Figure content listings:
········

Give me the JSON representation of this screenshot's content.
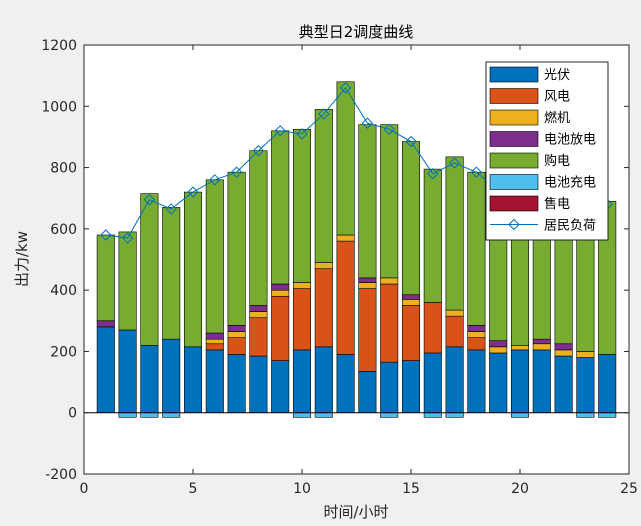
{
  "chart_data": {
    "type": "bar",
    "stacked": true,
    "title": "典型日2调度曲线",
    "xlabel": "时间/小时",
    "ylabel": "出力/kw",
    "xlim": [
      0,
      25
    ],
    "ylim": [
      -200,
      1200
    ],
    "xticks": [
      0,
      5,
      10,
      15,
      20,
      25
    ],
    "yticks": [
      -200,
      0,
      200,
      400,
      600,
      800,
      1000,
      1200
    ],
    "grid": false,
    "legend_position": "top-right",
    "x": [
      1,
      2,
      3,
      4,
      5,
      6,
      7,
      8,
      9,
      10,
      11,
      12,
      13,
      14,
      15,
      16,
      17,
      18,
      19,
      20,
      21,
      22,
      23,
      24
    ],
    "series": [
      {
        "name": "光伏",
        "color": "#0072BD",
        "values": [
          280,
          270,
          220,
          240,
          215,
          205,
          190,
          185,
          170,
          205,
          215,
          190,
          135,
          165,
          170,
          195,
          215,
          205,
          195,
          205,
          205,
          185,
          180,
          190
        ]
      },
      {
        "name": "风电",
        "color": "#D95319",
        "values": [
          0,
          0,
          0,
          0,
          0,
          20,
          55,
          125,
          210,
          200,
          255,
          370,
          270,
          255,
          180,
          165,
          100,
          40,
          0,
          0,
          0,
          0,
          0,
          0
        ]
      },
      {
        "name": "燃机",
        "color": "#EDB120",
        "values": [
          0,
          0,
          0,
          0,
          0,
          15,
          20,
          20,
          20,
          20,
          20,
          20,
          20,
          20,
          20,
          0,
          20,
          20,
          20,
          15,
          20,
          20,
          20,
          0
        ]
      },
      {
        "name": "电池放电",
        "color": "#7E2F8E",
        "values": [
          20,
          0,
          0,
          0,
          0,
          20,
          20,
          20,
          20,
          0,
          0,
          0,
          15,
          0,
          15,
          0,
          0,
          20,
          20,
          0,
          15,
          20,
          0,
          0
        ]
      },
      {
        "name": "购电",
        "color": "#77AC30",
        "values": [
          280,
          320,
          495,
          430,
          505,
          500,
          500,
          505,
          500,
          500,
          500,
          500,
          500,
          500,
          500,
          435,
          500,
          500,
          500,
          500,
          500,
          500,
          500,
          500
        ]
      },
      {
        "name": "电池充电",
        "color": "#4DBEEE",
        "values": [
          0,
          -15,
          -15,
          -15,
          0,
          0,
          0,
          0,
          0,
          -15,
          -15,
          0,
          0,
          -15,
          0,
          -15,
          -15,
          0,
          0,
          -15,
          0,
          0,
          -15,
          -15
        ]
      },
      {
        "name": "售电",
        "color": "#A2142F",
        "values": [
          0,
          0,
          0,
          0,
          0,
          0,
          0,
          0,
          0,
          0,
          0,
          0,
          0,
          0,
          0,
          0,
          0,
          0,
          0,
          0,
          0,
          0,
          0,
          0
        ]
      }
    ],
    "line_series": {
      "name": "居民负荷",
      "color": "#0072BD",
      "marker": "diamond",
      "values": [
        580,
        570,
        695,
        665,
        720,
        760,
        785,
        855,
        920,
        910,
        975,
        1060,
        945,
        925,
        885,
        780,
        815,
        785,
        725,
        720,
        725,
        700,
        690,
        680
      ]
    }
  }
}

········

Your goal: Every entry above needs to be retyped exactly; drop the pictures.

Exercise answer:
Give me the JSON representation of this screenshot's content.
{
  "chart_data": {
    "type": "bar",
    "stacked": true,
    "title": "典型日2调度曲线",
    "xlabel": "时间/小时",
    "ylabel": "出力/kw",
    "xlim": [
      0,
      25
    ],
    "ylim": [
      -200,
      1200
    ],
    "xticks": [
      0,
      5,
      10,
      15,
      20,
      25
    ],
    "yticks": [
      -200,
      0,
      200,
      400,
      600,
      800,
      1000,
      1200
    ],
    "grid": false,
    "legend_position": "top-right",
    "x": [
      1,
      2,
      3,
      4,
      5,
      6,
      7,
      8,
      9,
      10,
      11,
      12,
      13,
      14,
      15,
      16,
      17,
      18,
      19,
      20,
      21,
      22,
      23,
      24
    ],
    "series": [
      {
        "name": "光伏",
        "color": "#0072BD",
        "values": [
          280,
          270,
          220,
          240,
          215,
          205,
          190,
          185,
          170,
          205,
          215,
          190,
          135,
          165,
          170,
          195,
          215,
          205,
          195,
          205,
          205,
          185,
          180,
          190
        ]
      },
      {
        "name": "风电",
        "color": "#D95319",
        "values": [
          0,
          0,
          0,
          0,
          0,
          20,
          55,
          125,
          210,
          200,
          255,
          370,
          270,
          255,
          180,
          165,
          100,
          40,
          0,
          0,
          0,
          0,
          0,
          0
        ]
      },
      {
        "name": "燃机",
        "color": "#EDB120",
        "values": [
          0,
          0,
          0,
          0,
          0,
          15,
          20,
          20,
          20,
          20,
          20,
          20,
          20,
          20,
          20,
          0,
          20,
          20,
          20,
          15,
          20,
          20,
          20,
          0
        ]
      },
      {
        "name": "电池放电",
        "color": "#7E2F8E",
        "values": [
          20,
          0,
          0,
          0,
          0,
          20,
          20,
          20,
          20,
          0,
          0,
          0,
          15,
          0,
          15,
          0,
          0,
          20,
          20,
          0,
          15,
          20,
          0,
          0
        ]
      },
      {
        "name": "购电",
        "color": "#77AC30",
        "values": [
          280,
          320,
          495,
          430,
          505,
          500,
          500,
          505,
          500,
          500,
          500,
          500,
          500,
          500,
          500,
          435,
          500,
          500,
          500,
          500,
          500,
          500,
          500,
          500
        ]
      },
      {
        "name": "电池充电",
        "color": "#4DBEEE",
        "values": [
          0,
          -15,
          -15,
          -15,
          0,
          0,
          0,
          0,
          0,
          -15,
          -15,
          0,
          0,
          -15,
          0,
          -15,
          -15,
          0,
          0,
          -15,
          0,
          0,
          -15,
          -15
        ]
      },
      {
        "name": "售电",
        "color": "#A2142F",
        "values": [
          0,
          0,
          0,
          0,
          0,
          0,
          0,
          0,
          0,
          0,
          0,
          0,
          0,
          0,
          0,
          0,
          0,
          0,
          0,
          0,
          0,
          0,
          0,
          0
        ]
      }
    ],
    "line_series": {
      "name": "居民负荷",
      "color": "#0072BD",
      "marker": "diamond",
      "values": [
        580,
        570,
        695,
        665,
        720,
        760,
        785,
        855,
        920,
        910,
        975,
        1060,
        945,
        925,
        885,
        780,
        815,
        785,
        725,
        720,
        725,
        700,
        690,
        680
      ]
    }
  }
}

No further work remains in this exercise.